--- BEGIN Material supplied ---

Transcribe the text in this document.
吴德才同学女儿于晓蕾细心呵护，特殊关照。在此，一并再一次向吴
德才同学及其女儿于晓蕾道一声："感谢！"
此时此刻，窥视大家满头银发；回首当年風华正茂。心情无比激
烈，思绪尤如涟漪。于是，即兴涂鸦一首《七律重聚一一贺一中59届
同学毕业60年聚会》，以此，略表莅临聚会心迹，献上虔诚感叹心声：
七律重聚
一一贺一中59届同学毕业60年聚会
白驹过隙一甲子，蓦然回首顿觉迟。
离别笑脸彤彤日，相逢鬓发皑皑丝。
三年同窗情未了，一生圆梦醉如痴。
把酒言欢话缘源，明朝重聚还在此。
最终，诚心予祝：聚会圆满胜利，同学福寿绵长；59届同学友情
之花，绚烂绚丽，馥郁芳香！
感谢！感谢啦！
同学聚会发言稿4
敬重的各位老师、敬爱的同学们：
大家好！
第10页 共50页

--- END Material supplied ---

**Problem to solve:** Extract the complete listing above, reproducing each line exactly.

**Answer to this task:**
Transcribe the text in this document.
吴德才同学女儿于晓蕾细心呵护，特殊关照。在此，一并再一次向吴
德才同学及其女儿于晓蕾道一声："感谢！"
此时此刻，窥视大家满头银发；回首当年風华正茂。心情无比激
烈，思绪尤如涟漪。于是，即兴涂鸦一首《七律重聚一一贺一中59届
同学毕业60年聚会》，以此，略表莅临聚会心迹，献上虔诚感叹心声：
七律重聚
一一贺一中59届同学毕业60年聚会
白驹过隙一甲子，蓦然回首顿觉迟。
离别笑脸彤彤日，相逢鬓发皑皑丝。
三年同窗情未了，一生圆梦醉如痴。
把酒言欢话缘源，明朝重聚还在此。
最终，诚心予祝：聚会圆满胜利，同学福寿绵长；59届同学友情
之花，绚烂绚丽，馥郁芳香！
感谢！感谢啦！
同学聚会发言稿4
敬重的各位老师、敬爱的同学们：
大家好！
第10页 共50页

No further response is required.